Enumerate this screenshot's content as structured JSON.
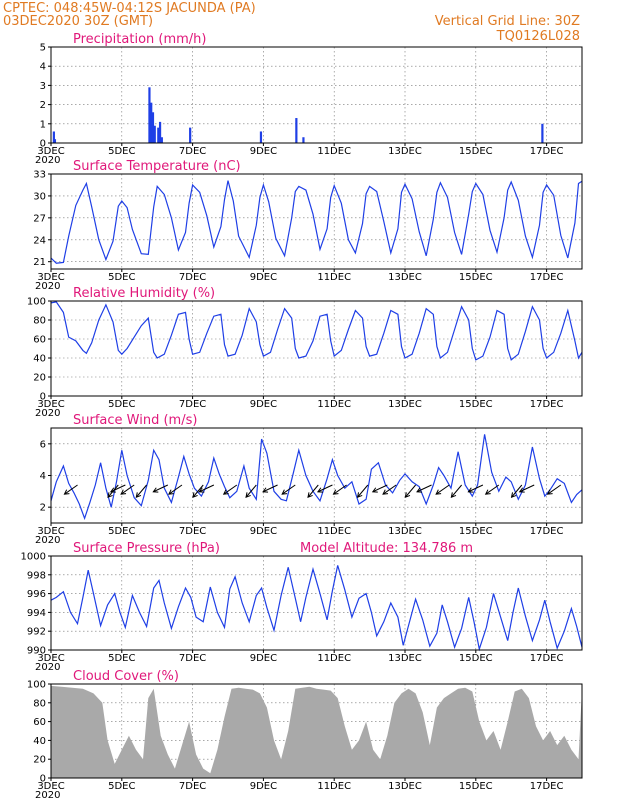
{
  "header": {
    "line1": "CPTEC:   048:45W-04:12S   JACUNDA (PA)",
    "line2": "03DEC2020 30Z (GMT)",
    "right1": "Vertical Grid Line: 30Z",
    "right2": "TQ0126L028"
  },
  "colors": {
    "header": "#e07a22",
    "title": "#e0187a",
    "series": "#1f3fe6",
    "cloud": "#a9a9a9"
  },
  "x_axis": {
    "ticks": [
      "3DEC",
      "5DEC",
      "7DEC",
      "9DEC",
      "11DEC",
      "13DEC",
      "15DEC",
      "17DEC"
    ],
    "year_label": "2020"
  },
  "chart_data": [
    {
      "id": "precip",
      "type": "bar",
      "title": "Precipitation (mm/h)",
      "ylim": [
        0,
        5
      ],
      "yticks": [
        0,
        1,
        2,
        3,
        4,
        5
      ],
      "x_days": [
        0.05,
        0.08,
        2.75,
        2.8,
        2.85,
        2.9,
        3.0,
        3.05,
        3.1,
        3.9,
        5.9,
        6.9,
        7.1,
        13.85
      ],
      "values": [
        0.6,
        0.2,
        2.9,
        2.1,
        1.6,
        0.9,
        0.8,
        1.1,
        0.3,
        0.8,
        0.6,
        1.3,
        0.3,
        1.0
      ]
    },
    {
      "id": "temp",
      "type": "line",
      "title": "Surface Temperature (nC)",
      "ylim": [
        20,
        33
      ],
      "yticks": [
        21,
        24,
        27,
        30,
        33
      ],
      "x_days": [
        0,
        0.15,
        0.35,
        0.5,
        0.7,
        0.9,
        1.0,
        1.15,
        1.35,
        1.55,
        1.75,
        1.9,
        2.0,
        2.15,
        2.3,
        2.55,
        2.75,
        2.9,
        3.0,
        3.2,
        3.4,
        3.6,
        3.8,
        3.9,
        4.0,
        4.2,
        4.4,
        4.6,
        4.8,
        4.9,
        5.0,
        5.15,
        5.3,
        5.6,
        5.8,
        5.9,
        6.0,
        6.15,
        6.35,
        6.6,
        6.8,
        6.9,
        7.0,
        7.2,
        7.4,
        7.6,
        7.8,
        7.9,
        8.0,
        8.2,
        8.4,
        8.6,
        8.8,
        8.9,
        9.0,
        9.2,
        9.4,
        9.6,
        9.8,
        9.9,
        10.0,
        10.2,
        10.4,
        10.6,
        10.8,
        10.9,
        11.0,
        11.2,
        11.4,
        11.6,
        11.8,
        11.9,
        12.0,
        12.2,
        12.4,
        12.6,
        12.8,
        12.9,
        13.0,
        13.2,
        13.4,
        13.6,
        13.8,
        13.9,
        14.0,
        14.2,
        14.4,
        14.6,
        14.8,
        14.9,
        15.0
      ],
      "values": [
        21.5,
        20.8,
        20.9,
        24.5,
        28.7,
        30.8,
        31.7,
        28.5,
        24.0,
        21.3,
        23.8,
        28.6,
        29.3,
        28.4,
        25.4,
        22.1,
        22.0,
        28.5,
        31.3,
        30.2,
        27.0,
        22.6,
        25.0,
        29.0,
        31.5,
        30.5,
        27.3,
        23.0,
        25.8,
        29.5,
        32.1,
        29.3,
        24.5,
        21.6,
        26.0,
        29.8,
        31.5,
        29.2,
        24.2,
        21.8,
        27.0,
        30.6,
        31.3,
        30.8,
        27.5,
        22.7,
        25.5,
        29.8,
        31.4,
        29.0,
        24.0,
        22.2,
        26.2,
        30.3,
        31.3,
        30.6,
        26.5,
        22.2,
        25.5,
        30.5,
        31.6,
        29.6,
        25.1,
        21.8,
        26.8,
        30.5,
        31.8,
        29.8,
        25.0,
        22.0,
        27.5,
        30.6,
        31.7,
        30.2,
        25.3,
        22.3,
        27.0,
        30.8,
        31.9,
        29.4,
        24.5,
        21.6,
        26.0,
        30.5,
        31.5,
        30.1,
        24.6,
        21.5,
        26.3,
        31.7,
        32.0
      ]
    },
    {
      "id": "rh",
      "type": "line",
      "title": "Relative Humidity (%)",
      "ylim": [
        0,
        100
      ],
      "yticks": [
        0,
        20,
        40,
        60,
        80,
        100
      ],
      "x_days": [
        0,
        0.15,
        0.35,
        0.5,
        0.7,
        0.9,
        1.0,
        1.15,
        1.35,
        1.55,
        1.75,
        1.9,
        2.0,
        2.15,
        2.35,
        2.55,
        2.75,
        2.9,
        3.0,
        3.2,
        3.4,
        3.6,
        3.8,
        3.9,
        4.0,
        4.2,
        4.4,
        4.6,
        4.8,
        4.9,
        5.0,
        5.2,
        5.4,
        5.6,
        5.8,
        5.9,
        6.0,
        6.2,
        6.4,
        6.6,
        6.8,
        6.9,
        7.0,
        7.2,
        7.4,
        7.6,
        7.8,
        7.9,
        8.0,
        8.2,
        8.4,
        8.6,
        8.8,
        8.9,
        9.0,
        9.2,
        9.4,
        9.6,
        9.8,
        9.9,
        10.0,
        10.2,
        10.4,
        10.6,
        10.8,
        10.9,
        11.0,
        11.2,
        11.4,
        11.6,
        11.8,
        11.9,
        12.0,
        12.2,
        12.4,
        12.6,
        12.8,
        12.9,
        13.0,
        13.2,
        13.4,
        13.6,
        13.8,
        13.9,
        14.0,
        14.2,
        14.4,
        14.6,
        14.8,
        14.9,
        15.0
      ],
      "values": [
        98,
        99,
        88,
        62,
        58,
        48,
        45,
        56,
        80,
        96,
        78,
        48,
        44,
        50,
        62,
        74,
        82,
        46,
        40,
        44,
        64,
        86,
        88,
        60,
        44,
        46,
        66,
        84,
        86,
        54,
        42,
        44,
        64,
        92,
        78,
        54,
        42,
        46,
        70,
        92,
        82,
        50,
        40,
        42,
        58,
        84,
        86,
        58,
        42,
        48,
        70,
        90,
        82,
        52,
        42,
        44,
        66,
        90,
        86,
        52,
        40,
        44,
        66,
        92,
        86,
        52,
        40,
        46,
        70,
        94,
        80,
        50,
        38,
        42,
        62,
        90,
        86,
        50,
        38,
        44,
        68,
        94,
        80,
        50,
        40,
        46,
        66,
        90,
        58,
        40,
        46
      ]
    },
    {
      "id": "wind",
      "type": "line",
      "title": "Surface Wind (m/s)",
      "ylim": [
        1,
        7
      ],
      "yticks": [
        2,
        4,
        6
      ],
      "x_days": [
        0,
        0.15,
        0.35,
        0.5,
        0.65,
        0.8,
        0.95,
        1.1,
        1.25,
        1.4,
        1.55,
        1.7,
        1.85,
        2.0,
        2.15,
        2.35,
        2.55,
        2.75,
        2.9,
        3.05,
        3.2,
        3.4,
        3.6,
        3.75,
        3.9,
        4.05,
        4.25,
        4.45,
        4.6,
        4.75,
        4.9,
        5.05,
        5.25,
        5.45,
        5.6,
        5.8,
        5.95,
        6.1,
        6.3,
        6.5,
        6.65,
        6.85,
        7.0,
        7.2,
        7.4,
        7.6,
        7.8,
        7.95,
        8.1,
        8.3,
        8.5,
        8.7,
        8.9,
        9.05,
        9.25,
        9.45,
        9.65,
        9.85,
        10.0,
        10.2,
        10.4,
        10.6,
        10.8,
        10.95,
        11.1,
        11.3,
        11.5,
        11.7,
        11.9,
        12.05,
        12.25,
        12.45,
        12.65,
        12.85,
        13.0,
        13.2,
        13.4,
        13.6,
        13.8,
        13.95,
        14.1,
        14.3,
        14.5,
        14.7,
        14.85,
        15.0
      ],
      "values": [
        2.4,
        3.6,
        4.6,
        3.5,
        2.9,
        2.2,
        1.3,
        2.3,
        3.4,
        4.8,
        3.2,
        2.0,
        3.6,
        5.6,
        4.0,
        2.6,
        2.1,
        3.7,
        5.6,
        5.0,
        3.2,
        2.3,
        3.9,
        5.2,
        4.1,
        3.2,
        2.7,
        3.6,
        5.1,
        4.1,
        3.3,
        2.6,
        3.0,
        4.6,
        3.2,
        2.5,
        6.3,
        5.4,
        3.0,
        2.5,
        2.4,
        4.2,
        5.6,
        4.0,
        3.0,
        2.4,
        3.8,
        5.0,
        4.0,
        3.2,
        3.6,
        2.2,
        2.5,
        4.4,
        4.8,
        3.4,
        2.9,
        3.7,
        4.1,
        3.6,
        3.3,
        2.2,
        3.4,
        4.5,
        4.0,
        3.2,
        5.5,
        3.4,
        2.7,
        3.4,
        6.6,
        4.2,
        3.0,
        3.9,
        3.6,
        2.5,
        3.4,
        5.8,
        3.8,
        2.7,
        3.1,
        3.8,
        3.5,
        2.3,
        2.8,
        3.1
      ],
      "arrows_x_days": [
        0.75,
        1.9,
        2.1,
        2.35,
        2.7,
        3.3,
        3.7,
        4.3,
        4.6,
        5.25,
        5.8,
        6.4,
        6.9,
        7.55,
        7.95,
        8.35,
        8.95,
        9.5,
        9.75,
        10.3,
        10.75,
        11.25,
        11.6,
        12.2,
        12.65,
        13.3,
        13.65,
        14.4
      ]
    },
    {
      "id": "pressure",
      "type": "line",
      "title": "Surface Pressure (hPa)",
      "subtitle": "Model Altitude: 134.786 m",
      "ylim": [
        990,
        1000
      ],
      "yticks": [
        990,
        992,
        994,
        996,
        998,
        1000
      ],
      "x_days": [
        0,
        0.15,
        0.35,
        0.55,
        0.75,
        0.9,
        1.05,
        1.2,
        1.4,
        1.6,
        1.8,
        1.95,
        2.1,
        2.3,
        2.5,
        2.7,
        2.9,
        3.05,
        3.2,
        3.4,
        3.6,
        3.8,
        3.95,
        4.1,
        4.3,
        4.5,
        4.7,
        4.9,
        5.05,
        5.2,
        5.4,
        5.6,
        5.8,
        5.95,
        6.1,
        6.3,
        6.5,
        6.7,
        6.9,
        7.05,
        7.2,
        7.4,
        7.6,
        7.8,
        7.95,
        8.1,
        8.3,
        8.5,
        8.7,
        8.9,
        9.05,
        9.2,
        9.4,
        9.6,
        9.8,
        9.95,
        10.1,
        10.3,
        10.5,
        10.7,
        10.9,
        11.05,
        11.2,
        11.4,
        11.6,
        11.8,
        11.95,
        12.1,
        12.3,
        12.5,
        12.7,
        12.9,
        13.05,
        13.2,
        13.4,
        13.6,
        13.8,
        13.95,
        14.1,
        14.3,
        14.5,
        14.7,
        14.85,
        15.0
      ],
      "values": [
        995.3,
        995.6,
        996.2,
        994.0,
        992.8,
        995.6,
        998.5,
        996.0,
        992.6,
        994.8,
        996.0,
        994.0,
        992.4,
        995.8,
        994.0,
        992.5,
        996.6,
        997.4,
        995.0,
        992.3,
        994.6,
        996.6,
        995.6,
        993.5,
        993.0,
        996.7,
        994.0,
        992.4,
        996.5,
        997.8,
        995.0,
        993.0,
        995.8,
        996.6,
        994.5,
        992.1,
        995.8,
        998.8,
        995.5,
        993.0,
        995.6,
        998.6,
        996.0,
        993.2,
        996.3,
        999.0,
        996.4,
        993.5,
        995.5,
        996.0,
        994.0,
        991.5,
        993.0,
        995.0,
        993.5,
        990.5,
        992.6,
        995.4,
        993.2,
        990.4,
        991.8,
        994.8,
        993.0,
        990.3,
        992.3,
        995.6,
        993.0,
        990.1,
        992.4,
        996.0,
        993.5,
        991.0,
        994.0,
        996.6,
        993.6,
        991.0,
        993.2,
        995.3,
        993.0,
        990.2,
        992.0,
        994.4,
        992.5,
        990.3
      ]
    },
    {
      "id": "cloud",
      "type": "area",
      "title": "Cloud Cover (%)",
      "ylim": [
        0,
        100
      ],
      "yticks": [
        0,
        20,
        40,
        60,
        80,
        100
      ],
      "x_days": [
        0,
        0.3,
        0.6,
        0.9,
        1.2,
        1.45,
        1.6,
        1.8,
        2.0,
        2.2,
        2.4,
        2.6,
        2.75,
        2.9,
        3.1,
        3.3,
        3.5,
        3.7,
        3.9,
        4.1,
        4.3,
        4.5,
        4.7,
        4.9,
        5.1,
        5.3,
        5.5,
        5.7,
        5.9,
        6.1,
        6.3,
        6.5,
        6.7,
        6.9,
        7.1,
        7.3,
        7.5,
        7.7,
        7.9,
        8.1,
        8.3,
        8.5,
        8.7,
        8.9,
        9.1,
        9.3,
        9.5,
        9.7,
        9.9,
        10.1,
        10.3,
        10.5,
        10.7,
        10.9,
        11.1,
        11.3,
        11.5,
        11.7,
        11.9,
        12.1,
        12.3,
        12.5,
        12.7,
        12.9,
        13.1,
        13.3,
        13.5,
        13.7,
        13.9,
        14.1,
        14.3,
        14.5,
        14.7,
        14.9,
        15.0
      ],
      "values": [
        98,
        97,
        96,
        95,
        90,
        80,
        40,
        15,
        30,
        45,
        30,
        20,
        85,
        95,
        45,
        25,
        10,
        35,
        60,
        25,
        10,
        5,
        30,
        65,
        95,
        96,
        95,
        94,
        90,
        75,
        40,
        20,
        50,
        95,
        96,
        97,
        95,
        94,
        93,
        85,
        55,
        30,
        40,
        60,
        30,
        20,
        45,
        80,
        90,
        95,
        90,
        70,
        35,
        75,
        85,
        90,
        95,
        96,
        92,
        60,
        40,
        50,
        30,
        60,
        92,
        95,
        85,
        55,
        40,
        50,
        35,
        45,
        30,
        20,
        95
      ]
    }
  ]
}
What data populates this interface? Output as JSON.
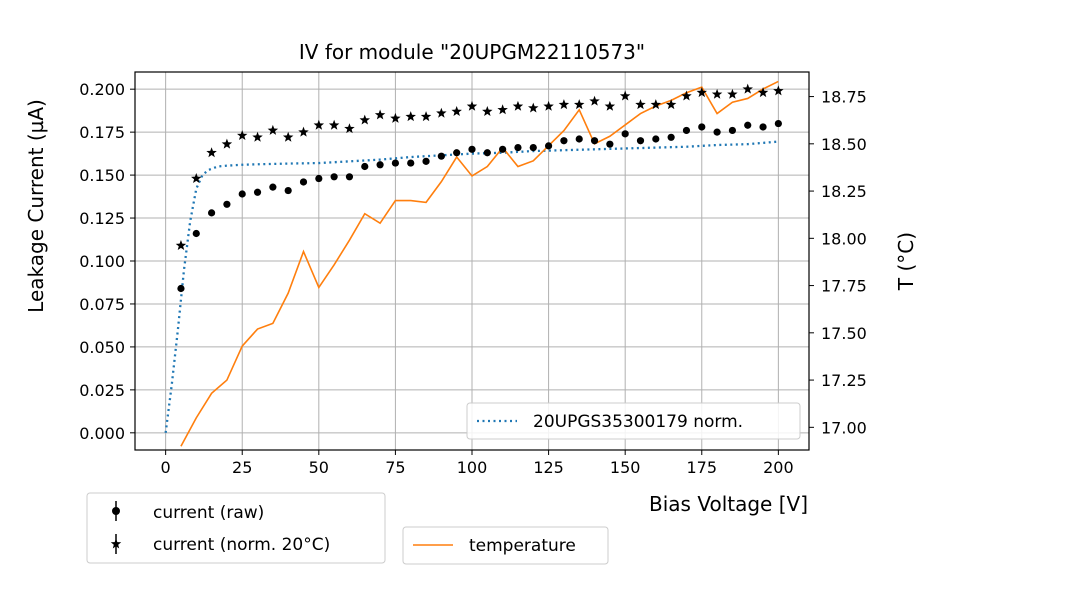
{
  "chart_data": {
    "type": "scatter",
    "title": "IV for module \"20UPGM22110573\"",
    "xlabel": "Bias Voltage [V]",
    "ylabel": "Leakage Current (µA)",
    "y2label": "T (°C)",
    "xlim": [
      -10,
      210
    ],
    "ylim": [
      -0.01,
      0.21
    ],
    "y2lim": [
      16.88,
      18.88
    ],
    "xticks": [
      0,
      25,
      50,
      75,
      100,
      125,
      150,
      175,
      200
    ],
    "xtick_labels": [
      "0",
      "25",
      "50",
      "75",
      "100",
      "125",
      "150",
      "175",
      "200"
    ],
    "yticks": [
      0.0,
      0.025,
      0.05,
      0.075,
      0.1,
      0.125,
      0.15,
      0.175,
      0.2
    ],
    "ytick_labels": [
      "0.000",
      "0.025",
      "0.050",
      "0.075",
      "0.100",
      "0.125",
      "0.150",
      "0.175",
      "0.200"
    ],
    "y2ticks": [
      17.0,
      17.25,
      17.5,
      17.75,
      18.0,
      18.25,
      18.5,
      18.75
    ],
    "y2tick_labels": [
      "17.00",
      "17.25",
      "17.50",
      "17.75",
      "18.00",
      "18.25",
      "18.50",
      "18.75"
    ],
    "grid": true,
    "x": [
      5,
      10,
      15,
      20,
      25,
      30,
      35,
      40,
      45,
      50,
      55,
      60,
      65,
      70,
      75,
      80,
      85,
      90,
      95,
      100,
      105,
      110,
      115,
      120,
      125,
      130,
      135,
      140,
      145,
      150,
      155,
      160,
      165,
      170,
      175,
      180,
      185,
      190,
      195,
      200
    ],
    "series": [
      {
        "name": "current (raw)",
        "axis": "left",
        "marker": "circle",
        "color": "#000000",
        "values": [
          0.084,
          0.116,
          0.128,
          0.133,
          0.139,
          0.14,
          0.143,
          0.141,
          0.146,
          0.148,
          0.149,
          0.149,
          0.155,
          0.156,
          0.157,
          0.157,
          0.158,
          0.161,
          0.163,
          0.165,
          0.163,
          0.165,
          0.166,
          0.166,
          0.167,
          0.17,
          0.171,
          0.17,
          0.168,
          0.174,
          0.17,
          0.171,
          0.172,
          0.176,
          0.178,
          0.175,
          0.176,
          0.179,
          0.178,
          0.18
        ]
      },
      {
        "name": "current (norm. 20°C)",
        "axis": "left",
        "marker": "star",
        "color": "#000000",
        "values": [
          0.109,
          0.148,
          0.163,
          0.168,
          0.173,
          0.172,
          0.176,
          0.172,
          0.175,
          0.179,
          0.179,
          0.177,
          0.182,
          0.185,
          0.183,
          0.184,
          0.184,
          0.186,
          0.187,
          0.19,
          0.187,
          0.188,
          0.19,
          0.189,
          0.19,
          0.191,
          0.191,
          0.193,
          0.19,
          0.196,
          0.191,
          0.191,
          0.191,
          0.196,
          0.198,
          0.197,
          0.197,
          0.2,
          0.198,
          0.199
        ]
      },
      {
        "name": "temperature",
        "axis": "right",
        "style": "line",
        "color": "#ff7f0e",
        "values": [
          16.9,
          17.05,
          17.18,
          17.25,
          17.43,
          17.52,
          17.55,
          17.71,
          17.93,
          17.74,
          17.86,
          17.99,
          18.13,
          18.08,
          18.2,
          18.2,
          18.19,
          18.3,
          18.43,
          18.33,
          18.38,
          18.48,
          18.38,
          18.41,
          18.49,
          18.57,
          18.68,
          18.5,
          18.54,
          18.6,
          18.66,
          18.7,
          18.73,
          18.77,
          18.8,
          18.66,
          18.72,
          18.74,
          18.79,
          18.83
        ]
      },
      {
        "name": "20UPGS35300179 norm.",
        "axis": "left",
        "style": "dotted",
        "color": "#1f77b4",
        "x": [
          0,
          2,
          4,
          6,
          8,
          10,
          12,
          14,
          17,
          20,
          25,
          30,
          40,
          50,
          60,
          70,
          80,
          90,
          100,
          110,
          120,
          130,
          140,
          150,
          160,
          170,
          180,
          190,
          200
        ],
        "values": [
          0.0,
          0.028,
          0.06,
          0.095,
          0.123,
          0.142,
          0.15,
          0.153,
          0.155,
          0.1555,
          0.156,
          0.1563,
          0.1567,
          0.157,
          0.158,
          0.159,
          0.1605,
          0.1615,
          0.1625,
          0.163,
          0.164,
          0.1645,
          0.165,
          0.1655,
          0.166,
          0.1665,
          0.1675,
          0.168,
          0.1695
        ]
      }
    ],
    "legend_dotted": "20UPGS35300179 norm.",
    "legend_raw": "current (raw)",
    "legend_norm": "current (norm. 20°C)",
    "legend_temp": "temperature"
  },
  "colors": {
    "temperature": "#ff7f0e",
    "reference": "#1f77b4",
    "markers": "#000000",
    "grid": "#b0b0b0"
  }
}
####
*Set problem*.
Determine how many of the lines above hold the word "Surface", and output that number by itself.

*Answer*.
3